EXERCISE PROMPT.
Copy out every line containing the word "samples".
╔══
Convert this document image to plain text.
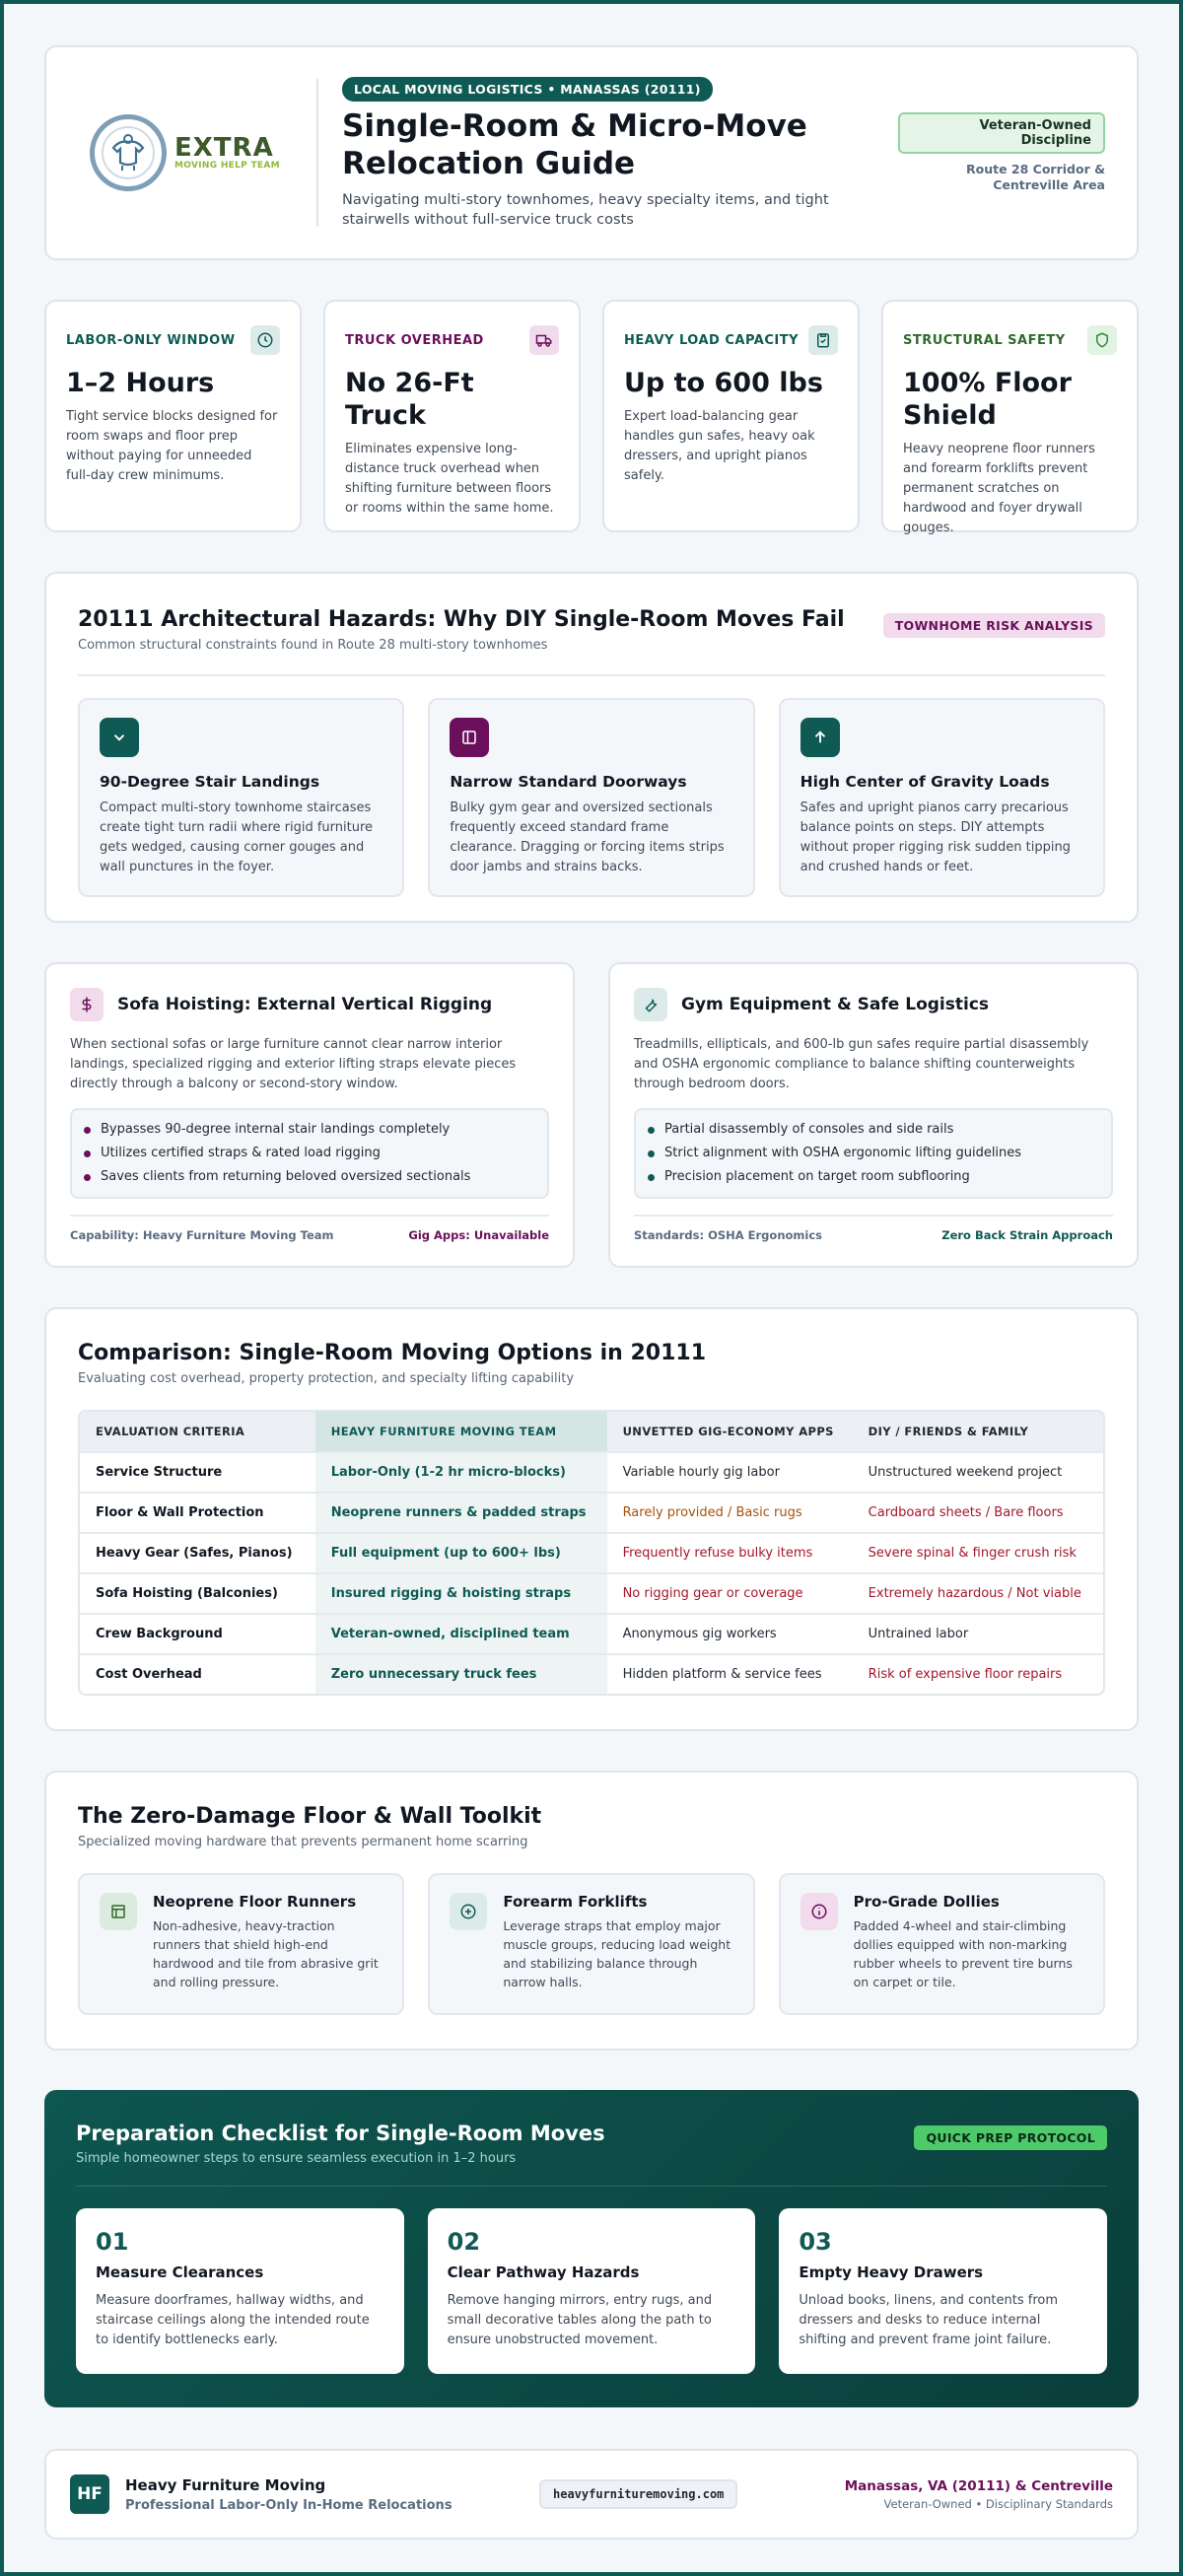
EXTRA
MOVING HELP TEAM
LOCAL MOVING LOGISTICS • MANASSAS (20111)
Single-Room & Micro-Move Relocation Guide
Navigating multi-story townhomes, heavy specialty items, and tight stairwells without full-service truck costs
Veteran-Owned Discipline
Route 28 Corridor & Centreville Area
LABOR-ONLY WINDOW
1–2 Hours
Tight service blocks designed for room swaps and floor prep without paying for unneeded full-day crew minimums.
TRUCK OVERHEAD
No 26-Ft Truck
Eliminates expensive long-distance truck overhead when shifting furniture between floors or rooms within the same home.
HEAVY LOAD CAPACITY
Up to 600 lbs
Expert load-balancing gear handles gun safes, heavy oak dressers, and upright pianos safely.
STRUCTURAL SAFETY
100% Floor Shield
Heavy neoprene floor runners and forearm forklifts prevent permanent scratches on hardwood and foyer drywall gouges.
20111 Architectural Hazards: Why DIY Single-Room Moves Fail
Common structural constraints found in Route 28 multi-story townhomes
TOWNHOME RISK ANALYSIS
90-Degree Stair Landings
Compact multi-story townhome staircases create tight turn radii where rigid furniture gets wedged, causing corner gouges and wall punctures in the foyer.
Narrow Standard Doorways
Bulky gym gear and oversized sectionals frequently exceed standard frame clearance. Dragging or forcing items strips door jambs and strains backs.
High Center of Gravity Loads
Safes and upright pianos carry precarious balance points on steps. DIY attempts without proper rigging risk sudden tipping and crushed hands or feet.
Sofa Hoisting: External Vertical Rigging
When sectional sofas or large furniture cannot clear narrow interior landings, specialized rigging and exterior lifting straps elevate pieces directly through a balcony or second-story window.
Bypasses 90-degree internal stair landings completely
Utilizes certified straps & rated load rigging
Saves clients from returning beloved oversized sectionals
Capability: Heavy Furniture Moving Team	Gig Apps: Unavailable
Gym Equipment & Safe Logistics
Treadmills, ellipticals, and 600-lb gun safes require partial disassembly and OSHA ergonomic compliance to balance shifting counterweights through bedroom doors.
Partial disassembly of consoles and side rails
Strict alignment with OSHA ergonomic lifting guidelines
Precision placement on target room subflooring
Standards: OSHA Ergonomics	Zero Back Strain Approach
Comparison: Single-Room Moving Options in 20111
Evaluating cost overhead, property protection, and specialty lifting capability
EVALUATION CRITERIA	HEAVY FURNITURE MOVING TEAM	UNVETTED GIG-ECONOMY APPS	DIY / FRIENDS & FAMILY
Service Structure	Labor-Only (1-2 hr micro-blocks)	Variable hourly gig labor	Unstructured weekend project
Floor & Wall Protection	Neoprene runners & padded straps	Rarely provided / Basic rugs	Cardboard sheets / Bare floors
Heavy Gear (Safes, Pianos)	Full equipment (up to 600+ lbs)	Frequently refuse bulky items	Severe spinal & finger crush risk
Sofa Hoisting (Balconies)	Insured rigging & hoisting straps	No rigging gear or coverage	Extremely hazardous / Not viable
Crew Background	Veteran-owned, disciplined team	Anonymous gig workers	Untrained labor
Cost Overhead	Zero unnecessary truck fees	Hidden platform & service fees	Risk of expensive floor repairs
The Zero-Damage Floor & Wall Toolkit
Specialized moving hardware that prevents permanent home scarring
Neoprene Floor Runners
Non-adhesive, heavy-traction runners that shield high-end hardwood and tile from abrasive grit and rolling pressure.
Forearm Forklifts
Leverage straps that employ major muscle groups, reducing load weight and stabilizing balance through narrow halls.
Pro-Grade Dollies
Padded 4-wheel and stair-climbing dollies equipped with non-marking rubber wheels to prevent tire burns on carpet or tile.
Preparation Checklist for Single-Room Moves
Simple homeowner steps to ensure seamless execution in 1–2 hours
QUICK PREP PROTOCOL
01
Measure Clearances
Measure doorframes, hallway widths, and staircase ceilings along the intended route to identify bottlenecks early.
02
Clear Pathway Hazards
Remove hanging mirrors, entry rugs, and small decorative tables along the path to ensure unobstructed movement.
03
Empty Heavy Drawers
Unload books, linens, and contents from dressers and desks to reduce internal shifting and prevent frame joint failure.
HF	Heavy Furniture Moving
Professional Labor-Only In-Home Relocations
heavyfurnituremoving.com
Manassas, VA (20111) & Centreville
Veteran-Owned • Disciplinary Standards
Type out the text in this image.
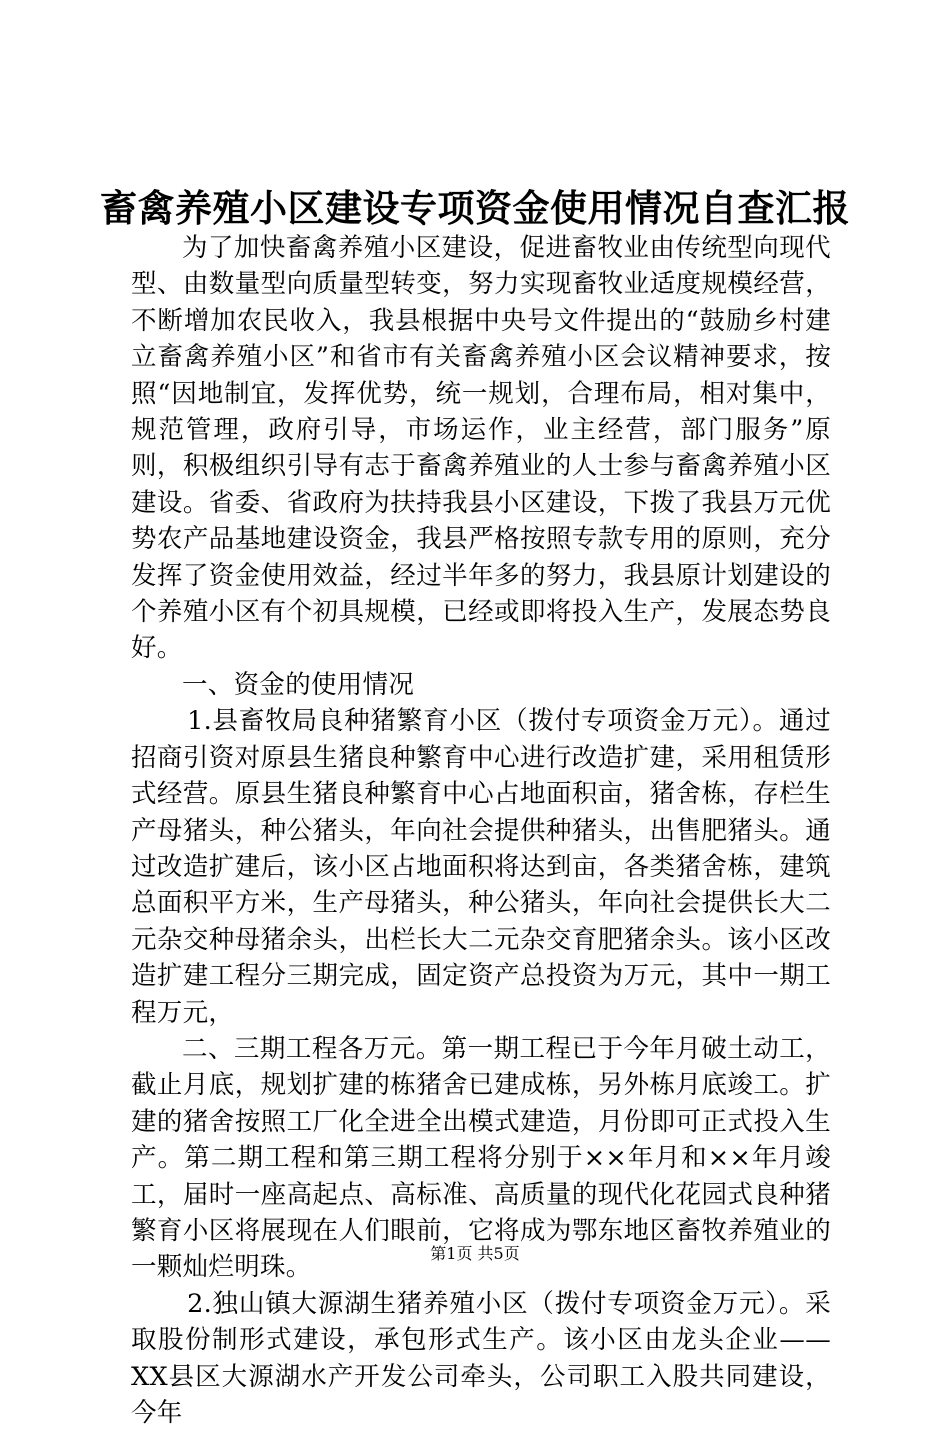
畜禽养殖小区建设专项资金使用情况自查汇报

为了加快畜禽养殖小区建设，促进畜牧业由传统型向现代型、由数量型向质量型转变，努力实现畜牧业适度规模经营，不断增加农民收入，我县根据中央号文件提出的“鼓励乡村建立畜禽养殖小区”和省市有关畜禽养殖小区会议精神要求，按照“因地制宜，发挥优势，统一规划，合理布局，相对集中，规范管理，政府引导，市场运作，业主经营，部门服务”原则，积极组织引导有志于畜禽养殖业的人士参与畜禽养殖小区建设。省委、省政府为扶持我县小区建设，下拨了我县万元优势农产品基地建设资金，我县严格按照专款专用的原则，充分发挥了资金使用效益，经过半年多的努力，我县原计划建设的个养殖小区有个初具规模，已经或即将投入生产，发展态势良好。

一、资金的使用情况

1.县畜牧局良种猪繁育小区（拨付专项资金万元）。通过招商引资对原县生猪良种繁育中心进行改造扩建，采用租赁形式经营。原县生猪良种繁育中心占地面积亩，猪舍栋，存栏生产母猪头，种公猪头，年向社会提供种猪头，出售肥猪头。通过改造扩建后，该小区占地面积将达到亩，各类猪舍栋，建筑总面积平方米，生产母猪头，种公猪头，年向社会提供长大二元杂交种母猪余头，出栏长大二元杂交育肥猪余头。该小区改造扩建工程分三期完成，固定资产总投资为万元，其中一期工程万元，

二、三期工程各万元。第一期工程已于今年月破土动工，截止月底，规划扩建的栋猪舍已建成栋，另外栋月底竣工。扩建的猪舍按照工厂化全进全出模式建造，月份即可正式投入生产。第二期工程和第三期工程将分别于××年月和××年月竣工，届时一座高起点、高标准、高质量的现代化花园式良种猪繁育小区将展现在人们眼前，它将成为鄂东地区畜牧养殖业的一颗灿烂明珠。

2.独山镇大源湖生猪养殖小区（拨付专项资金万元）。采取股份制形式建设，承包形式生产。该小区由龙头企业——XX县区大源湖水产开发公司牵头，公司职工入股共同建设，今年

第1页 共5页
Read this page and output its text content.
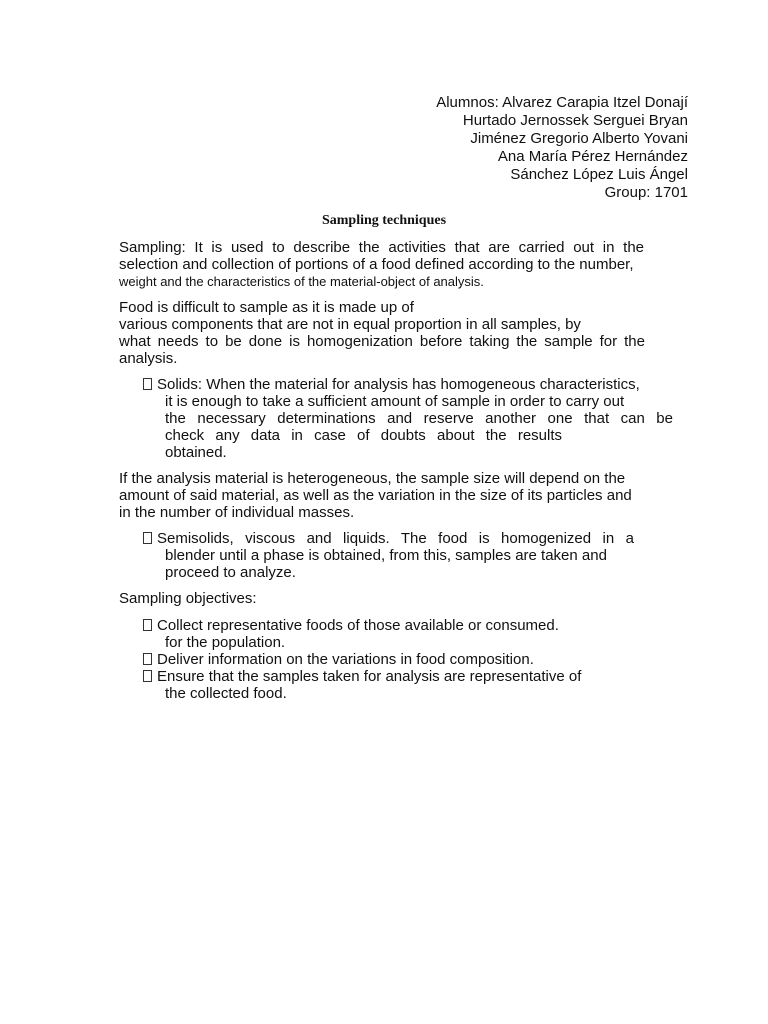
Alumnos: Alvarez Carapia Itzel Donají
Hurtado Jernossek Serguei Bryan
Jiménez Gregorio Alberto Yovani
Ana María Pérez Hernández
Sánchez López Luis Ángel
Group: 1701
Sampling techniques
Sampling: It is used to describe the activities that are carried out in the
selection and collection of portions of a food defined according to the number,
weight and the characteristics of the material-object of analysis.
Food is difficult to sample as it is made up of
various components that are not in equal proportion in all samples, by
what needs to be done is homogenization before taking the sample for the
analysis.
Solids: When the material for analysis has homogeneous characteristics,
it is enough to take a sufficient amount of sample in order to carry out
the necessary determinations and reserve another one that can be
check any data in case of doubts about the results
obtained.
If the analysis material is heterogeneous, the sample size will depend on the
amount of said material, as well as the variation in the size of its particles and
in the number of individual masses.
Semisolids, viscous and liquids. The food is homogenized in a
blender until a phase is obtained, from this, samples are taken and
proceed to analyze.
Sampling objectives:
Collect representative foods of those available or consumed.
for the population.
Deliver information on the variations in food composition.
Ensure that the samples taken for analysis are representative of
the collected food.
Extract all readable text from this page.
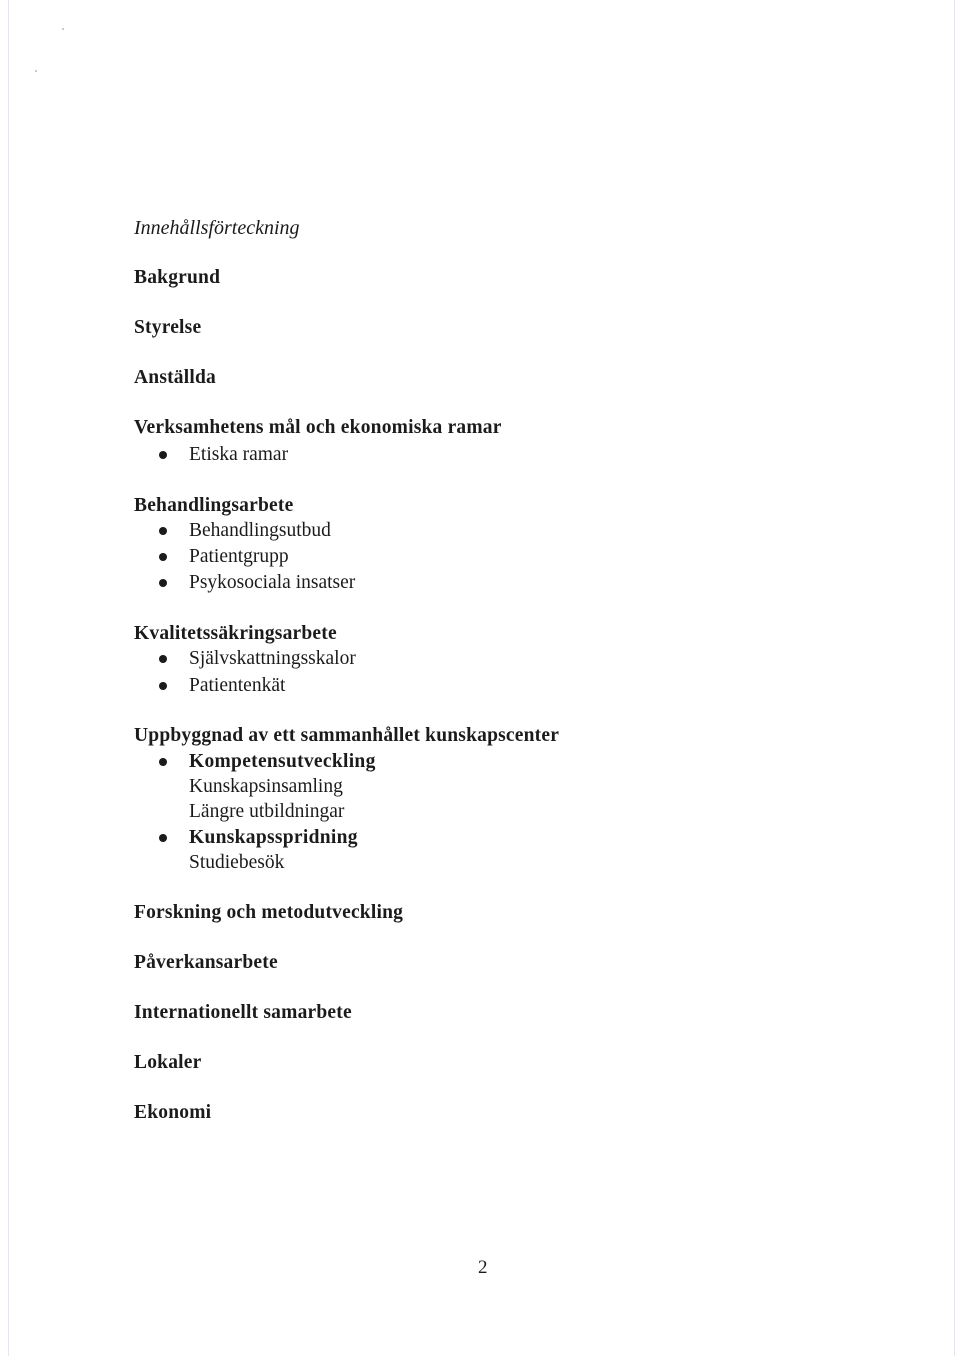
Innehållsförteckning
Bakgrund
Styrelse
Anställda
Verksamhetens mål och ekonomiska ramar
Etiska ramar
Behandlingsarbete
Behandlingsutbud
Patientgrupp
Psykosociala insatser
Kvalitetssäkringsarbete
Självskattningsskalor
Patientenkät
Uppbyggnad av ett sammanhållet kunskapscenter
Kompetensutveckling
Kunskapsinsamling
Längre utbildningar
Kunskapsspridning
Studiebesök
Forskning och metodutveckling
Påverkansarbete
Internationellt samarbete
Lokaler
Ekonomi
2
╚══
FINISHED EXERCISE.
various components that are not in equal proportion in all samples, by
blender until a phase is obtained, from this, samples are taken and
Ensure that the samples taken for analysis are representative of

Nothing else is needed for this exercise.